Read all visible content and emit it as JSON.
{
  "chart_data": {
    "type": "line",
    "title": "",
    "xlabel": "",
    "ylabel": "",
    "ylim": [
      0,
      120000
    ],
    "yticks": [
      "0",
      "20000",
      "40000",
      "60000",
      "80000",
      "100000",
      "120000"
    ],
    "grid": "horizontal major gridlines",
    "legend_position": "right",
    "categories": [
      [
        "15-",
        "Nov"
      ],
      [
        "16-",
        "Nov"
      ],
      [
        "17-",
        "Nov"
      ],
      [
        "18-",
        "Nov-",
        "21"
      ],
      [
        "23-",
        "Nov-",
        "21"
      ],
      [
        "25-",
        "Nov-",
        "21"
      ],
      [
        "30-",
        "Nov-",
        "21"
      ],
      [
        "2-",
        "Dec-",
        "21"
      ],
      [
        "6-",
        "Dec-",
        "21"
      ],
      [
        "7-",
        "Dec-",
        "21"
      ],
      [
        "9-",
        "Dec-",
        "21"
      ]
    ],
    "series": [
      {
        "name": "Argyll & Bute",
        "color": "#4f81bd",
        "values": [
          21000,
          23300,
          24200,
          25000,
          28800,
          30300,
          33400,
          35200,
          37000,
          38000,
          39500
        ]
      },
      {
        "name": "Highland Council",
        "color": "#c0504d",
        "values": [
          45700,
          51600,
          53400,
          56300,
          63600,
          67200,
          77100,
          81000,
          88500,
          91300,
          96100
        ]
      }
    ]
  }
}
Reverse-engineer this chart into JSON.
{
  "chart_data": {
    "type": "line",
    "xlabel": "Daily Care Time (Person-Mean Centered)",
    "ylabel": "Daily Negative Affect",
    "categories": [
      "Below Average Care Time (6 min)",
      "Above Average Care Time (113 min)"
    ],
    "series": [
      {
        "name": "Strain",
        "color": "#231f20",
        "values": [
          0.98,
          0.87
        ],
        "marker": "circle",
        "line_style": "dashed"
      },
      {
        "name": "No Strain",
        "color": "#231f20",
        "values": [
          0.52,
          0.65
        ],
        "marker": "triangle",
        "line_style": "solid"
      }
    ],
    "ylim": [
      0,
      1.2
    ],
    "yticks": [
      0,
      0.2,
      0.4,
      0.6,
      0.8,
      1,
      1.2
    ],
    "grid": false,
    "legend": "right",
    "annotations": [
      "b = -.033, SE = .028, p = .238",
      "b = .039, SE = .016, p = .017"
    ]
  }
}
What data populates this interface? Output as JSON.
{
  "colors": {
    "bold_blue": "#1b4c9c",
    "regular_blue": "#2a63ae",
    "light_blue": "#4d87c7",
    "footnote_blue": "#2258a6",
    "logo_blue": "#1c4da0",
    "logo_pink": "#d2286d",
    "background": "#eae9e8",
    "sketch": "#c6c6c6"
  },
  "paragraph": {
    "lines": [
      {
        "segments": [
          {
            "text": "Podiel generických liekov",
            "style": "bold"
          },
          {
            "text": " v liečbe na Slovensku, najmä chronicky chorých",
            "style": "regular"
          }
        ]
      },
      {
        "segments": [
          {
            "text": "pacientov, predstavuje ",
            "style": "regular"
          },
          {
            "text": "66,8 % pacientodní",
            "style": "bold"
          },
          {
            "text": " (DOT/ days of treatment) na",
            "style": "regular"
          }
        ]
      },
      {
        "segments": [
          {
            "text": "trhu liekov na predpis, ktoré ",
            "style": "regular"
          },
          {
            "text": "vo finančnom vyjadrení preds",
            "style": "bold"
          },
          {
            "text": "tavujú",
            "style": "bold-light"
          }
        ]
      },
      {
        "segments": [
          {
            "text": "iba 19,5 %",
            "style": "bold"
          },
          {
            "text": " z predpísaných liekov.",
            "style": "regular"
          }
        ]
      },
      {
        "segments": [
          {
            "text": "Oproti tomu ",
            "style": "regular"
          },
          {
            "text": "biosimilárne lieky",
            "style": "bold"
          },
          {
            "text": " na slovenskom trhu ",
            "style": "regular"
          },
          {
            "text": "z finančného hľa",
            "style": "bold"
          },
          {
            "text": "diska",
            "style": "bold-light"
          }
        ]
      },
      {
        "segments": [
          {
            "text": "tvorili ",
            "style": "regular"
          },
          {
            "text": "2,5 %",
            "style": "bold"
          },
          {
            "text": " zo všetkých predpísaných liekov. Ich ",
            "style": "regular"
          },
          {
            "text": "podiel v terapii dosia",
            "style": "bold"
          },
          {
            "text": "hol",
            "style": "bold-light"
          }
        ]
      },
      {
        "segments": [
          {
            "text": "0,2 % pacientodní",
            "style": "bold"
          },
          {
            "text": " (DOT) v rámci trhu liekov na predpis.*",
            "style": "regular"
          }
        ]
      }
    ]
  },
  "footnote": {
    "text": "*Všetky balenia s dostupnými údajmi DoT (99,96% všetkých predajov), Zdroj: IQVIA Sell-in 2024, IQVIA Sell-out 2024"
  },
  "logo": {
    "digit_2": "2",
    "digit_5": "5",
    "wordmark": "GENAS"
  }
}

.....

• **What the task requires**: Your task is to quote the listing above word for word.

• **Result**:
Read all visible content and emit it as JSON.
{
  "chart_data": {
    "type": "line",
    "title": "",
    "xlabel": "",
    "ylabel": "",
    "ylim": [
      0,
      120000
    ],
    "yticks": [
      "0",
      "20000",
      "40000",
      "60000",
      "80000",
      "100000",
      "120000"
    ],
    "grid": "horizontal major gridlines",
    "legend_position": "right",
    "categories": [
      [
        "15-",
        "Nov"
      ],
      [
        "16-",
        "Nov"
      ],
      [
        "17-",
        "Nov"
      ],
      [
        "18-",
        "Nov-",
        "21"
      ],
      [
        "23-",
        "Nov-",
        "21"
      ],
      [
        "25-",
        "Nov-",
        "21"
      ],
      [
        "30-",
        "Nov-",
        "21"
      ],
      [
        "2-",
        "Dec-",
        "21"
      ],
      [
        "6-",
        "Dec-",
        "21"
      ],
      [
        "7-",
        "Dec-",
        "21"
      ],
      [
        "9-",
        "Dec-",
        "21"
      ]
    ],
    "series": [
      {
        "name": "Argyll & Bute",
        "color": "#4f81bd",
        "values": [
          21000,
          23300,
          24200,
          25000,
          28800,
          30300,
          33400,
          35200,
          37000,
          38000,
          39500
        ]
      },
      {
        "name": "Highland Council",
        "color": "#c0504d",
        "values": [
          45700,
          51600,
          53400,
          56300,
          63600,
          67200,
          77100,
          81000,
          88500,
          91300,
          96100
        ]
      }
    ]
  }
}
Reverse-engineer this chart into JSON.
{
  "chart_data": {
    "type": "line",
    "xlabel": "Daily Care Time (Person-Mean Centered)",
    "ylabel": "Daily Negative Affect",
    "categories": [
      "Below Average Care Time (6 min)",
      "Above Average Care Time (113 min)"
    ],
    "series": [
      {
        "name": "Strain",
        "color": "#231f20",
        "values": [
          0.98,
          0.87
        ],
        "marker": "circle",
        "line_style": "dashed"
      },
      {
        "name": "No Strain",
        "color": "#231f20",
        "values": [
          0.52,
          0.65
        ],
        "marker": "triangle",
        "line_style": "solid"
      }
    ],
    "ylim": [
      0,
      1.2
    ],
    "yticks": [
      0,
      0.2,
      0.4,
      0.6,
      0.8,
      1,
      1.2
    ],
    "grid": false,
    "legend": "right",
    "annotations": [
      "b = -.033, SE = .028, p = .238",
      "b = .039, SE = .016, p = .017"
    ]
  }
}
What data populates this interface? Output as JSON.
{
  "colors": {
    "bold_blue": "#1b4c9c",
    "regular_blue": "#2a63ae",
    "light_blue": "#4d87c7",
    "footnote_blue": "#2258a6",
    "logo_blue": "#1c4da0",
    "logo_pink": "#d2286d",
    "background": "#eae9e8",
    "sketch": "#c6c6c6"
  },
  "paragraph": {
    "lines": [
      {
        "segments": [
          {
            "text": "Podiel generických liekov",
            "style": "bold"
          },
          {
            "text": " v liečbe na Slovensku, najmä chronicky chorých",
            "style": "regular"
          }
        ]
      },
      {
        "segments": [
          {
            "text": "pacientov, predstavuje ",
            "style": "regular"
          },
          {
            "text": "66,8 % pacientodní",
            "style": "bold"
          },
          {
            "text": " (DOT/ days of treatment) na",
            "style": "regular"
          }
        ]
      },
      {
        "segments": [
          {
            "text": "trhu liekov na predpis, ktoré ",
            "style": "regular"
          },
          {
            "text": "vo finančnom vyjadrení preds",
            "style": "bold"
          },
          {
            "text": "tavujú",
            "style": "bold-light"
          }
        ]
      },
      {
        "segments": [
          {
            "text": "iba 19,5 %",
            "style": "bold"
          },
          {
            "text": " z predpísaných liekov.",
            "style": "regular"
          }
        ]
      },
      {
        "segments": [
          {
            "text": "Oproti tomu ",
            "style": "regular"
          },
          {
            "text": "biosimilárne lieky",
            "style": "bold"
          },
          {
            "text": " na slovenskom trhu ",
            "style": "regular"
          },
          {
            "text": "z finančného hľa",
            "style": "bold"
          },
          {
            "text": "diska",
            "style": "bold-light"
          }
        ]
      },
      {
        "segments": [
          {
            "text": "tvorili ",
            "style": "regular"
          },
          {
            "text": "2,5 %",
            "style": "bold"
          },
          {
            "text": " zo všetkých predpísaných liekov. Ich ",
            "style": "regular"
          },
          {
            "text": "podiel v terapii dosia",
            "style": "bold"
          },
          {
            "text": "hol",
            "style": "bold-light"
          }
        ]
      },
      {
        "segments": [
          {
            "text": "0,2 % pacientodní",
            "style": "bold"
          },
          {
            "text": " (DOT) v rámci trhu liekov na predpis.*",
            "style": "regular"
          }
        ]
      }
    ]
  },
  "footnote": {
    "text": "*Všetky balenia s dostupnými údajmi DoT (99,96% všetkých predajov), Zdroj: IQVIA Sell-in 2024, IQVIA Sell-out 2024"
  },
  "logo": {
    "digit_2": "2",
    "digit_5": "5",
    "wordmark": "GENAS"
  }
}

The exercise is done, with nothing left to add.